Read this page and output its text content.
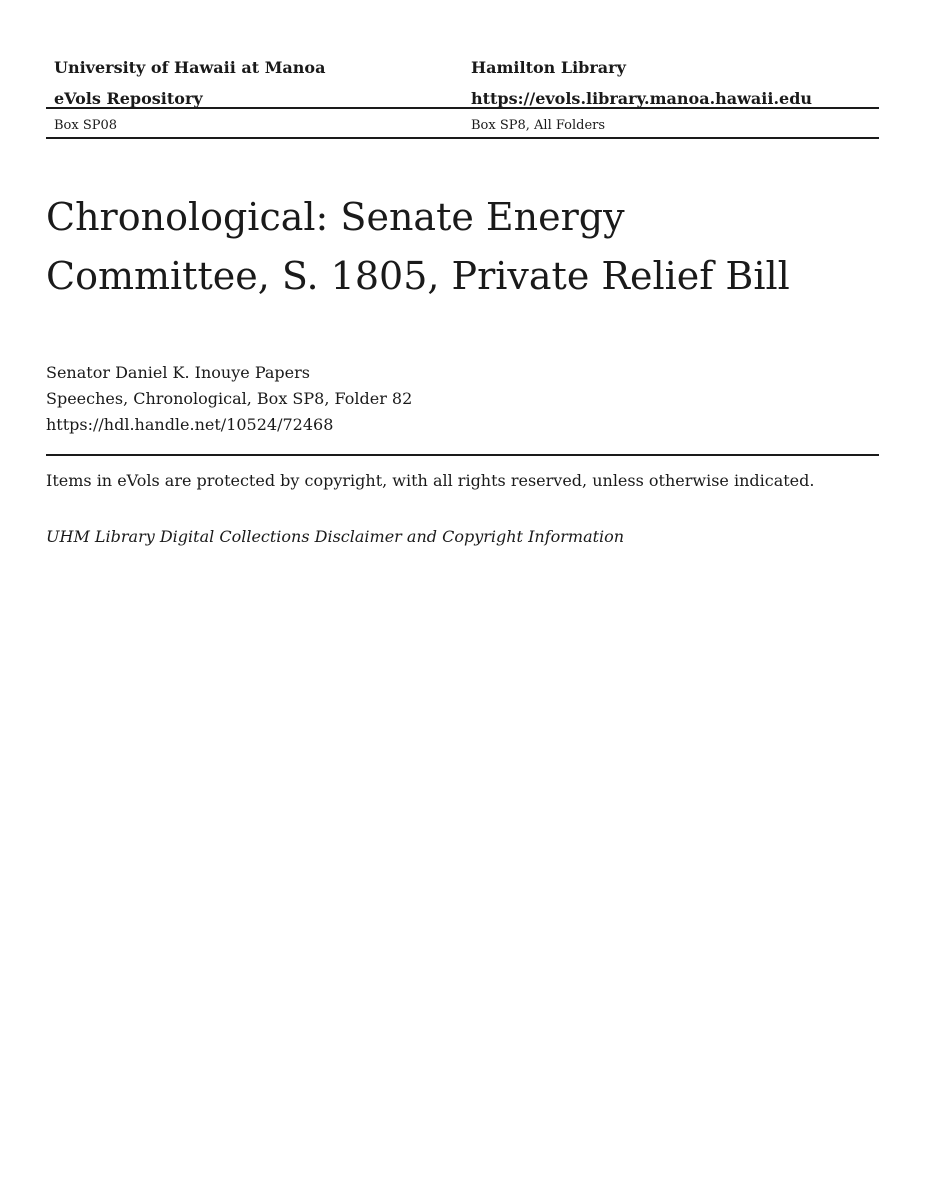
University of Hawaii at Manoa
eVols Repository
Hamilton Library
https://evols.library.manoa.hawaii.edu
Box SP08	Box SP8, All Folders
Chronological: Senate Energy
Committee, S. 1805, Private Relief Bill
Senator Daniel K. Inouye Papers
Speeches, Chronological, Box SP8, Folder 82
https://hdl.handle.net/10524/72468
Items in eVols are protected by copyright, with all rights reserved, unless otherwise indicated.
UHM Library Digital Collections Disclaimer and Copyright Information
————
> **WHAT TO DO**
Print all the records again exactly; do not include any picture.

> **EXERCISE OUTPUT**
Read this page and output its text content.
University of Hawaii at Manoa
eVols Repository
Hamilton Library
https://evols.library.manoa.hawaii.edu
Box SP08	Box SP8, All Folders
Chronological: Senate Energy
Committee, S. 1805, Private Relief Bill
Senator Daniel K. Inouye Papers
Speeches, Chronological, Box SP8, Folder 82
https://hdl.handle.net/10524/72468
Items in eVols are protected by copyright, with all rights reserved, unless otherwise indicated.
UHM Library Digital Collections Disclaimer and Copyright Information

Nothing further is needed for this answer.